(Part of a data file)
*-*-*
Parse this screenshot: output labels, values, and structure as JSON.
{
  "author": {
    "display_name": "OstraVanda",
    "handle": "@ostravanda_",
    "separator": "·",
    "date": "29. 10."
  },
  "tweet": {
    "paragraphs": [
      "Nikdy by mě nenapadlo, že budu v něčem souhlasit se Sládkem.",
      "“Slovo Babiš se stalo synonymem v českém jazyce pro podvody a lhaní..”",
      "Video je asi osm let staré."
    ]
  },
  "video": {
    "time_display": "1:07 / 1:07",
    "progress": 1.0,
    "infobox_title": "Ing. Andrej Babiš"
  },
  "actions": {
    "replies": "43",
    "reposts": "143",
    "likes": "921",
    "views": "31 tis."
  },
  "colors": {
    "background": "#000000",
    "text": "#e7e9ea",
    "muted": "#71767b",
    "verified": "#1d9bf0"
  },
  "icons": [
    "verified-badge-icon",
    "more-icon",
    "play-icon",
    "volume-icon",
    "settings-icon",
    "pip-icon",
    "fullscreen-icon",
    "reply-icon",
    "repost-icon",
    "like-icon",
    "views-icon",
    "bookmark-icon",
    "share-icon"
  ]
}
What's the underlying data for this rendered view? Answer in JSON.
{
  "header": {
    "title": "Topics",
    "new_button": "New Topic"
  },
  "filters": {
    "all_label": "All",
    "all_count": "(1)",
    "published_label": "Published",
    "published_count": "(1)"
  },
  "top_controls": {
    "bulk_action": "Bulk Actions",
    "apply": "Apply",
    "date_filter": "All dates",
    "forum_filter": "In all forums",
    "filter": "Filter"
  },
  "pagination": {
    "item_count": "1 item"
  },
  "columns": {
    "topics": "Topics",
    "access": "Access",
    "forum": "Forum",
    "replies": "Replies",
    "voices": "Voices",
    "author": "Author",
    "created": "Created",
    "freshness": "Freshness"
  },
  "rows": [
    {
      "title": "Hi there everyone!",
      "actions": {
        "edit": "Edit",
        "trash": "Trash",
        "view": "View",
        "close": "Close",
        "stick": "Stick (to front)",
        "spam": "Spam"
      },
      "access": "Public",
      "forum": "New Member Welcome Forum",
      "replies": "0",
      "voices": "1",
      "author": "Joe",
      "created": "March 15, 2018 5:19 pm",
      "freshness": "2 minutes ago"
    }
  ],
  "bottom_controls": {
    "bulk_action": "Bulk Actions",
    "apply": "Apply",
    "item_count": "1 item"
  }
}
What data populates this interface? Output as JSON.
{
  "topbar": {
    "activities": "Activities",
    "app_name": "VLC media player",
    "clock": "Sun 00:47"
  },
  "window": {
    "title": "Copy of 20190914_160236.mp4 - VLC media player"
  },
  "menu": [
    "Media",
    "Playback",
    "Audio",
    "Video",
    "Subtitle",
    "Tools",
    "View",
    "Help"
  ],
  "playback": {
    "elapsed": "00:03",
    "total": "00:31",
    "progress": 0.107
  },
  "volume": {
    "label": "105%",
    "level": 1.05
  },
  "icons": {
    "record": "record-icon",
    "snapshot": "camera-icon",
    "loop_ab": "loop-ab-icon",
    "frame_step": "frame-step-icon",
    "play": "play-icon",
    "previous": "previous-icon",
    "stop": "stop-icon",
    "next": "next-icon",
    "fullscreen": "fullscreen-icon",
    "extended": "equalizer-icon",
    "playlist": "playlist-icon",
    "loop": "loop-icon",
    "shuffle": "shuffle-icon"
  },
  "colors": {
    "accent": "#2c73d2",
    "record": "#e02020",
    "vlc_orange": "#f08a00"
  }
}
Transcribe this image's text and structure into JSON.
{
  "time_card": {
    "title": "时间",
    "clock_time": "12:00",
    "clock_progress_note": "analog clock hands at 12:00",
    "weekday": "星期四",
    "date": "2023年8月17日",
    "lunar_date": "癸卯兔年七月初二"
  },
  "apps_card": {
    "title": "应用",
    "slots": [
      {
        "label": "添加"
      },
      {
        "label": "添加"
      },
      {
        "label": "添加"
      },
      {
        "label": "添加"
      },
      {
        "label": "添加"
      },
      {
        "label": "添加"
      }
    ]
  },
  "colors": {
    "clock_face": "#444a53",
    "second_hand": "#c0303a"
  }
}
*-*-*
**JOB:**
Repeat the data exactly. Leave nothing out.

**CORRECT OUTPUT:**
Parse this screenshot: output labels, values, and structure as JSON.
{
  "author": {
    "display_name": "OstraVanda",
    "handle": "@ostravanda_",
    "separator": "·",
    "date": "29. 10."
  },
  "tweet": {
    "paragraphs": [
      "Nikdy by mě nenapadlo, že budu v něčem souhlasit se Sládkem.",
      "“Slovo Babiš se stalo synonymem v českém jazyce pro podvody a lhaní..”",
      "Video je asi osm let staré."
    ]
  },
  "video": {
    "time_display": "1:07 / 1:07",
    "progress": 1.0,
    "infobox_title": "Ing. Andrej Babiš"
  },
  "actions": {
    "replies": "43",
    "reposts": "143",
    "likes": "921",
    "views": "31 tis."
  },
  "colors": {
    "background": "#000000",
    "text": "#e7e9ea",
    "muted": "#71767b",
    "verified": "#1d9bf0"
  },
  "icons": [
    "verified-badge-icon",
    "more-icon",
    "play-icon",
    "volume-icon",
    "settings-icon",
    "pip-icon",
    "fullscreen-icon",
    "reply-icon",
    "repost-icon",
    "like-icon",
    "views-icon",
    "bookmark-icon",
    "share-icon"
  ]
}
What's the underlying data for this rendered view? Answer in JSON.
{
  "header": {
    "title": "Topics",
    "new_button": "New Topic"
  },
  "filters": {
    "all_label": "All",
    "all_count": "(1)",
    "published_label": "Published",
    "published_count": "(1)"
  },
  "top_controls": {
    "bulk_action": "Bulk Actions",
    "apply": "Apply",
    "date_filter": "All dates",
    "forum_filter": "In all forums",
    "filter": "Filter"
  },
  "pagination": {
    "item_count": "1 item"
  },
  "columns": {
    "topics": "Topics",
    "access": "Access",
    "forum": "Forum",
    "replies": "Replies",
    "voices": "Voices",
    "author": "Author",
    "created": "Created",
    "freshness": "Freshness"
  },
  "rows": [
    {
      "title": "Hi there everyone!",
      "actions": {
        "edit": "Edit",
        "trash": "Trash",
        "view": "View",
        "close": "Close",
        "stick": "Stick (to front)",
        "spam": "Spam"
      },
      "access": "Public",
      "forum": "New Member Welcome Forum",
      "replies": "0",
      "voices": "1",
      "author": "Joe",
      "created": "March 15, 2018 5:19 pm",
      "freshness": "2 minutes ago"
    }
  ],
  "bottom_controls": {
    "bulk_action": "Bulk Actions",
    "apply": "Apply",
    "item_count": "1 item"
  }
}
What data populates this interface? Output as JSON.
{
  "topbar": {
    "activities": "Activities",
    "app_name": "VLC media player",
    "clock": "Sun 00:47"
  },
  "window": {
    "title": "Copy of 20190914_160236.mp4 - VLC media player"
  },
  "menu": [
    "Media",
    "Playback",
    "Audio",
    "Video",
    "Subtitle",
    "Tools",
    "View",
    "Help"
  ],
  "playback": {
    "elapsed": "00:03",
    "total": "00:31",
    "progress": 0.107
  },
  "volume": {
    "label": "105%",
    "level": 1.05
  },
  "icons": {
    "record": "record-icon",
    "snapshot": "camera-icon",
    "loop_ab": "loop-ab-icon",
    "frame_step": "frame-step-icon",
    "play": "play-icon",
    "previous": "previous-icon",
    "stop": "stop-icon",
    "next": "next-icon",
    "fullscreen": "fullscreen-icon",
    "extended": "equalizer-icon",
    "playlist": "playlist-icon",
    "loop": "loop-icon",
    "shuffle": "shuffle-icon"
  },
  "colors": {
    "accent": "#2c73d2",
    "record": "#e02020",
    "vlc_orange": "#f08a00"
  }
}
Transcribe this image's text and structure into JSON.
{
  "time_card": {
    "title": "时间",
    "clock_time": "12:00",
    "clock_progress_note": "analog clock hands at 12:00",
    "weekday": "星期四",
    "date": "2023年8月17日",
    "lunar_date": "癸卯兔年七月初二"
  },
  "apps_card": {
    "title": "应用",
    "slots": [
      {
        "label": "添加"
      },
      {
        "label": "添加"
      },
      {
        "label": "添加"
      },
      {
        "label": "添加"
      },
      {
        "label": "添加"
      },
      {
        "label": "添加"
      }
    ]
  },
  "colors": {
    "clock_face": "#444a53",
    "second_hand": "#c0303a"
  }
}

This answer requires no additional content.